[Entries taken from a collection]
######

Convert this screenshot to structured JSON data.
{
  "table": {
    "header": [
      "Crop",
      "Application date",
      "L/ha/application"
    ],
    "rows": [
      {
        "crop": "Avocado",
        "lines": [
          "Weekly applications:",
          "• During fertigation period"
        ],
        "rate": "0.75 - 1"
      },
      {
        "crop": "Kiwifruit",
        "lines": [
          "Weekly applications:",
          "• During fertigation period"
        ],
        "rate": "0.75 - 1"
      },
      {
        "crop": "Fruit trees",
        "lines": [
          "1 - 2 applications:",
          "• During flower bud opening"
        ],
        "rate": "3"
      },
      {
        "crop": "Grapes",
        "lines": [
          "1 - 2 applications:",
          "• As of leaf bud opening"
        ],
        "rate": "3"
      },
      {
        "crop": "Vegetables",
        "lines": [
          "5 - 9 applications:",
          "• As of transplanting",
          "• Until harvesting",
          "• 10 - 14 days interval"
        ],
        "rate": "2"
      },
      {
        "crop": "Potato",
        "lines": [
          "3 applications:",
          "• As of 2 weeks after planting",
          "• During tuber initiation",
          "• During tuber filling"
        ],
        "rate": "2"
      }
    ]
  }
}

######

Problem details: Your task is to extract all of the records exactly.

Written solution:
Convert this screenshot to structured JSON data.
{
  "table": {
    "header": [
      "Crop",
      "Application date",
      "L/ha/application"
    ],
    "rows": [
      {
        "crop": "Avocado",
        "lines": [
          "Weekly applications:",
          "• During fertigation period"
        ],
        "rate": "0.75 - 1"
      },
      {
        "crop": "Kiwifruit",
        "lines": [
          "Weekly applications:",
          "• During fertigation period"
        ],
        "rate": "0.75 - 1"
      },
      {
        "crop": "Fruit trees",
        "lines": [
          "1 - 2 applications:",
          "• During flower bud opening"
        ],
        "rate": "3"
      },
      {
        "crop": "Grapes",
        "lines": [
          "1 - 2 applications:",
          "• As of leaf bud opening"
        ],
        "rate": "3"
      },
      {
        "crop": "Vegetables",
        "lines": [
          "5 - 9 applications:",
          "• As of transplanting",
          "• Until harvesting",
          "• 10 - 14 days interval"
        ],
        "rate": "2"
      },
      {
        "crop": "Potato",
        "lines": [
          "3 applications:",
          "• As of 2 weeks after planting",
          "• During tuber initiation",
          "• During tuber filling"
        ],
        "rate": "2"
      }
    ]
  }
}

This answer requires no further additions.